TASK BRIEF>
Exactly as given, repeat all of the entries.

— START OF AVAILABLE DATA —

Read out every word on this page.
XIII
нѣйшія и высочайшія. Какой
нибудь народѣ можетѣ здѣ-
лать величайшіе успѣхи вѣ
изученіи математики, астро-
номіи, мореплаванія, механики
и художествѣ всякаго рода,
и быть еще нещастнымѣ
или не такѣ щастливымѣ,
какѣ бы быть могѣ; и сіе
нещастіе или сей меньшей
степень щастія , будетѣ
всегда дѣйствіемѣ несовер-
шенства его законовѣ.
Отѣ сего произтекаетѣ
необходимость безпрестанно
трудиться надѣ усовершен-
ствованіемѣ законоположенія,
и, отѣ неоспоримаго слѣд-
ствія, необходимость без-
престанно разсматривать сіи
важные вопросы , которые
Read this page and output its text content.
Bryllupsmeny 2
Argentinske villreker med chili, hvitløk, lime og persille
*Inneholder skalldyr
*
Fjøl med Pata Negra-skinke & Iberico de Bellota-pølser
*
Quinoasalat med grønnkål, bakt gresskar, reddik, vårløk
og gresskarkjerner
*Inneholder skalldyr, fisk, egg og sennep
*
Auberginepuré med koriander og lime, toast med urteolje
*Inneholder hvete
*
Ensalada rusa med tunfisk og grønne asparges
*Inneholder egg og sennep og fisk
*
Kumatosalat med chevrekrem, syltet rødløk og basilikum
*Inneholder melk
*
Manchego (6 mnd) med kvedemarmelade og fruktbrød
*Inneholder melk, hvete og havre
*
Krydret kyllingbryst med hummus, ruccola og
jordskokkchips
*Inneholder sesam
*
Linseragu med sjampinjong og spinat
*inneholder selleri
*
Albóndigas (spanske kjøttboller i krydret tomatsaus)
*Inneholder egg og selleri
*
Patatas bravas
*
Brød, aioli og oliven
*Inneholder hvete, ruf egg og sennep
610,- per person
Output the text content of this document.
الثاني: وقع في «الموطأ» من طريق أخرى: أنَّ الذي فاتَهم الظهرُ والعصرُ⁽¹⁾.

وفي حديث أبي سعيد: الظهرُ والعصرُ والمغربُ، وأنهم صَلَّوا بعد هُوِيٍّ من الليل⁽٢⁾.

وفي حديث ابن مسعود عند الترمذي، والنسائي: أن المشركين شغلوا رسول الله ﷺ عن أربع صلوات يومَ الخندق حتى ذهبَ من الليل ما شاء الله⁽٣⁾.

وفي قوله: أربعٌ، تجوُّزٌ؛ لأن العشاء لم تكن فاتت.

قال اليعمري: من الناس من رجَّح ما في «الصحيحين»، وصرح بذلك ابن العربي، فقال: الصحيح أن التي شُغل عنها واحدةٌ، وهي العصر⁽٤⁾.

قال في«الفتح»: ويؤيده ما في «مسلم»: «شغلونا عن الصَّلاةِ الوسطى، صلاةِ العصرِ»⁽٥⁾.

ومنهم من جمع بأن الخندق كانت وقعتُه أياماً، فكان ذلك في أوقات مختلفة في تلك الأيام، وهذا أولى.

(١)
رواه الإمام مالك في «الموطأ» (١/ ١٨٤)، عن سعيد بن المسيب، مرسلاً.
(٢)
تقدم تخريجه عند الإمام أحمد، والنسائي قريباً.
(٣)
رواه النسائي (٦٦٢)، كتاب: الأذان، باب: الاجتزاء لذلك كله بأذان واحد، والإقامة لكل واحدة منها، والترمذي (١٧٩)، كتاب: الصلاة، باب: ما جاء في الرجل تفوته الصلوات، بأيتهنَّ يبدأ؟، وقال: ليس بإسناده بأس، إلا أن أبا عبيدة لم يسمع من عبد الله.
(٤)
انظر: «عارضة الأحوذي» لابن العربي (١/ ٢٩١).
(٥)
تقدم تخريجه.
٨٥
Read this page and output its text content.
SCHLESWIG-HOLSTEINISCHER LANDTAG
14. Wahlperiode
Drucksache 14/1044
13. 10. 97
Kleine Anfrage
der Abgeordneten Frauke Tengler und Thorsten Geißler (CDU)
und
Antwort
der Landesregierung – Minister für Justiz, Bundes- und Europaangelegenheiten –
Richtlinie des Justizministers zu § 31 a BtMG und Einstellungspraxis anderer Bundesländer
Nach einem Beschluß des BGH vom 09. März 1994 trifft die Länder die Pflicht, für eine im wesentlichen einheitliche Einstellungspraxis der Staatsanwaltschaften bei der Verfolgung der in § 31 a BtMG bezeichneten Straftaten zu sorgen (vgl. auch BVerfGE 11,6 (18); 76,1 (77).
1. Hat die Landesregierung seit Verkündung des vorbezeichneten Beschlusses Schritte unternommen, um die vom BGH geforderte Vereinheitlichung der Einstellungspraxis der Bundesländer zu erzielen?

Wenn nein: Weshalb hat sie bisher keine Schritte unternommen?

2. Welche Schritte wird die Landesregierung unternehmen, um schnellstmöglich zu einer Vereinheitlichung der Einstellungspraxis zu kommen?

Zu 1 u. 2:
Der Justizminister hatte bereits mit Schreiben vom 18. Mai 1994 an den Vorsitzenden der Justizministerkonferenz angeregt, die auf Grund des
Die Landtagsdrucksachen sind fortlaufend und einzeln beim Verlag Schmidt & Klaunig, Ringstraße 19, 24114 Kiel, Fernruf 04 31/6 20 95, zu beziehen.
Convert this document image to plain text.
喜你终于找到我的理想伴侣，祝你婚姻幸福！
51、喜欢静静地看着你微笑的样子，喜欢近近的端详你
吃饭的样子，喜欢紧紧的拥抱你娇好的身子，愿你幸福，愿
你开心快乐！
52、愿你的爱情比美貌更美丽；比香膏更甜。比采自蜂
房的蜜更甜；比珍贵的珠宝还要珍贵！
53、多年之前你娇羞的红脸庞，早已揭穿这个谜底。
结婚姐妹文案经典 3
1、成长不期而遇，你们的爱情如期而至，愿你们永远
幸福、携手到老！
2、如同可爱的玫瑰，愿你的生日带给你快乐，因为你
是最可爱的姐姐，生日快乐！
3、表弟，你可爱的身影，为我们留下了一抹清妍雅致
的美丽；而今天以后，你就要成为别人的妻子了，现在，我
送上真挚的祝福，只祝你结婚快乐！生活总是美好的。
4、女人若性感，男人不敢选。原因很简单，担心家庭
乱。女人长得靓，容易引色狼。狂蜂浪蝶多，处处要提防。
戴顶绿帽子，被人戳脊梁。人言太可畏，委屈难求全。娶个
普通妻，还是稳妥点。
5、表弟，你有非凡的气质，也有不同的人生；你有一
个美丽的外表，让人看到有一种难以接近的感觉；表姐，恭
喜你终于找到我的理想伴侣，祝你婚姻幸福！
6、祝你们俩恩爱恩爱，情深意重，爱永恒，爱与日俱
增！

— END OF AVAILABLE DATA —

EXERCISE RESPONSE>
Read out every word on this page.
XIII
нѣйшія и высочайшія. Какой
нибудь народѣ можетѣ здѣ-
лать величайшіе успѣхи вѣ
изученіи математики, астро-
номіи, мореплаванія, механики
и художествѣ всякаго рода,
и быть еще нещастнымѣ
или не такѣ щастливымѣ,
какѣ бы быть могѣ; и сіе
нещастіе или сей меньшей
степень щастія , будетѣ
всегда дѣйствіемѣ несовер-
шенства его законовѣ.
Отѣ сего произтекаетѣ
необходимость безпрестанно
трудиться надѣ усовершен-
ствованіемѣ законоположенія,
и, отѣ неоспоримаго слѣд-
ствія, необходимость без-
престанно разсматривать сіи
важные вопросы , которые
Read this page and output its text content.
Bryllupsmeny 2
Argentinske villreker med chili, hvitløk, lime og persille
*Inneholder skalldyr
*
Fjøl med Pata Negra-skinke & Iberico de Bellota-pølser
*
Quinoasalat med grønnkål, bakt gresskar, reddik, vårløk
og gresskarkjerner
*Inneholder skalldyr, fisk, egg og sennep
*
Auberginepuré med koriander og lime, toast med urteolje
*Inneholder hvete
*
Ensalada rusa med tunfisk og grønne asparges
*Inneholder egg og sennep og fisk
*
Kumatosalat med chevrekrem, syltet rødløk og basilikum
*Inneholder melk
*
Manchego (6 mnd) med kvedemarmelade og fruktbrød
*Inneholder melk, hvete og havre
*
Krydret kyllingbryst med hummus, ruccola og
jordskokkchips
*Inneholder sesam
*
Linseragu med sjampinjong og spinat
*inneholder selleri
*
Albóndigas (spanske kjøttboller i krydret tomatsaus)
*Inneholder egg og selleri
*
Patatas bravas
*
Brød, aioli og oliven
*Inneholder hvete, ruf egg og sennep
610,- per person
Output the text content of this document.
الثاني: وقع في «الموطأ» من طريق أخرى: أنَّ الذي فاتَهم الظهرُ والعصرُ⁽¹⁾.

وفي حديث أبي سعيد: الظهرُ والعصرُ والمغربُ، وأنهم صَلَّوا بعد هُوِيٍّ من الليل⁽٢⁾.

وفي حديث ابن مسعود عند الترمذي، والنسائي: أن المشركين شغلوا رسول الله ﷺ عن أربع صلوات يومَ الخندق حتى ذهبَ من الليل ما شاء الله⁽٣⁾.

وفي قوله: أربعٌ، تجوُّزٌ؛ لأن العشاء لم تكن فاتت.

قال اليعمري: من الناس من رجَّح ما في «الصحيحين»، وصرح بذلك ابن العربي، فقال: الصحيح أن التي شُغل عنها واحدةٌ، وهي العصر⁽٤⁾.

قال في«الفتح»: ويؤيده ما في «مسلم»: «شغلونا عن الصَّلاةِ الوسطى، صلاةِ العصرِ»⁽٥⁾.

ومنهم من جمع بأن الخندق كانت وقعتُه أياماً، فكان ذلك في أوقات مختلفة في تلك الأيام، وهذا أولى.

(١)
رواه الإمام مالك في «الموطأ» (١/ ١٨٤)، عن سعيد بن المسيب، مرسلاً.
(٢)
تقدم تخريجه عند الإمام أحمد، والنسائي قريباً.
(٣)
رواه النسائي (٦٦٢)، كتاب: الأذان، باب: الاجتزاء لذلك كله بأذان واحد، والإقامة لكل واحدة منها، والترمذي (١٧٩)، كتاب: الصلاة، باب: ما جاء في الرجل تفوته الصلوات، بأيتهنَّ يبدأ؟، وقال: ليس بإسناده بأس، إلا أن أبا عبيدة لم يسمع من عبد الله.
(٤)
انظر: «عارضة الأحوذي» لابن العربي (١/ ٢٩١).
(٥)
تقدم تخريجه.
٨٥
Read this page and output its text content.
SCHLESWIG-HOLSTEINISCHER LANDTAG
14. Wahlperiode
Drucksache 14/1044
13. 10. 97
Kleine Anfrage
der Abgeordneten Frauke Tengler und Thorsten Geißler (CDU)
und
Antwort
der Landesregierung – Minister für Justiz, Bundes- und Europaangelegenheiten –
Richtlinie des Justizministers zu § 31 a BtMG und Einstellungspraxis anderer Bundesländer
Nach einem Beschluß des BGH vom 09. März 1994 trifft die Länder die Pflicht, für eine im wesentlichen einheitliche Einstellungspraxis der Staatsanwaltschaften bei der Verfolgung der in § 31 a BtMG bezeichneten Straftaten zu sorgen (vgl. auch BVerfGE 11,6 (18); 76,1 (77).
1. Hat die Landesregierung seit Verkündung des vorbezeichneten Beschlusses Schritte unternommen, um die vom BGH geforderte Vereinheitlichung der Einstellungspraxis der Bundesländer zu erzielen?

Wenn nein: Weshalb hat sie bisher keine Schritte unternommen?

2. Welche Schritte wird die Landesregierung unternehmen, um schnellstmöglich zu einer Vereinheitlichung der Einstellungspraxis zu kommen?

Zu 1 u. 2:
Der Justizminister hatte bereits mit Schreiben vom 18. Mai 1994 an den Vorsitzenden der Justizministerkonferenz angeregt, die auf Grund des
Die Landtagsdrucksachen sind fortlaufend und einzeln beim Verlag Schmidt & Klaunig, Ringstraße 19, 24114 Kiel, Fernruf 04 31/6 20 95, zu beziehen.
Convert this document image to plain text.
喜你终于找到我的理想伴侣，祝你婚姻幸福！
51、喜欢静静地看着你微笑的样子，喜欢近近的端详你
吃饭的样子，喜欢紧紧的拥抱你娇好的身子，愿你幸福，愿
你开心快乐！
52、愿你的爱情比美貌更美丽；比香膏更甜。比采自蜂
房的蜜更甜；比珍贵的珠宝还要珍贵！
53、多年之前你娇羞的红脸庞，早已揭穿这个谜底。
结婚姐妹文案经典 3
1、成长不期而遇，你们的爱情如期而至，愿你们永远
幸福、携手到老！
2、如同可爱的玫瑰，愿你的生日带给你快乐，因为你
是最可爱的姐姐，生日快乐！
3、表弟，你可爱的身影，为我们留下了一抹清妍雅致
的美丽；而今天以后，你就要成为别人的妻子了，现在，我
送上真挚的祝福，只祝你结婚快乐！生活总是美好的。
4、女人若性感，男人不敢选。原因很简单，担心家庭
乱。女人长得靓，容易引色狼。狂蜂浪蝶多，处处要提防。
戴顶绿帽子，被人戳脊梁。人言太可畏，委屈难求全。娶个
普通妻，还是稳妥点。
5、表弟，你有非凡的气质，也有不同的人生；你有一
个美丽的外表，让人看到有一种难以接近的感觉；表姐，恭
喜你终于找到我的理想伴侣，祝你婚姻幸福！
6、祝你们俩恩爱恩爱，情深意重，爱永恒，爱与日俱
增！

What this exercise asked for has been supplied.